_What to do:_
Tally the lines that hold the word "indicator" and reply with that figure only.

Records from a dataset
━━━━━━━━

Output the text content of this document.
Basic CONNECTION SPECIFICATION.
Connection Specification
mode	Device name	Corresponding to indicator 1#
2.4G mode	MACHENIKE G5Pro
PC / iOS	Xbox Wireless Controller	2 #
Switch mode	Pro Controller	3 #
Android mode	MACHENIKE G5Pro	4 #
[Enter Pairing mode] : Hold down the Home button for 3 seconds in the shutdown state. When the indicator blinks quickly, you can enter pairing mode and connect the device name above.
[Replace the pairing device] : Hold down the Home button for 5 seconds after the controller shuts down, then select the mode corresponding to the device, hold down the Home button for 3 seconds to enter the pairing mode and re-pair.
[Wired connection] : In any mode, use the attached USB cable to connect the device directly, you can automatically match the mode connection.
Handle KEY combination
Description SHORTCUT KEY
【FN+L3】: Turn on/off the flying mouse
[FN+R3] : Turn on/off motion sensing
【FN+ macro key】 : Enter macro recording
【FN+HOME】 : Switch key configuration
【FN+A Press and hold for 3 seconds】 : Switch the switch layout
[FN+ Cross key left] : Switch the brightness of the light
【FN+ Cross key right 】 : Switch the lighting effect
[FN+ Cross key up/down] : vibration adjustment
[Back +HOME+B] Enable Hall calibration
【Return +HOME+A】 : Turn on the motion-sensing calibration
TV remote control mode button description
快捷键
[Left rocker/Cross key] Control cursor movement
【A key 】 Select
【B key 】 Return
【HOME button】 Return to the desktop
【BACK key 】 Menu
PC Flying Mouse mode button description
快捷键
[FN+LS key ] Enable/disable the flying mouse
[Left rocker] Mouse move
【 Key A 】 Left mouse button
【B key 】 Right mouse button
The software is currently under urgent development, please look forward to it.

━━━━━━━━

_Result for this task:_
2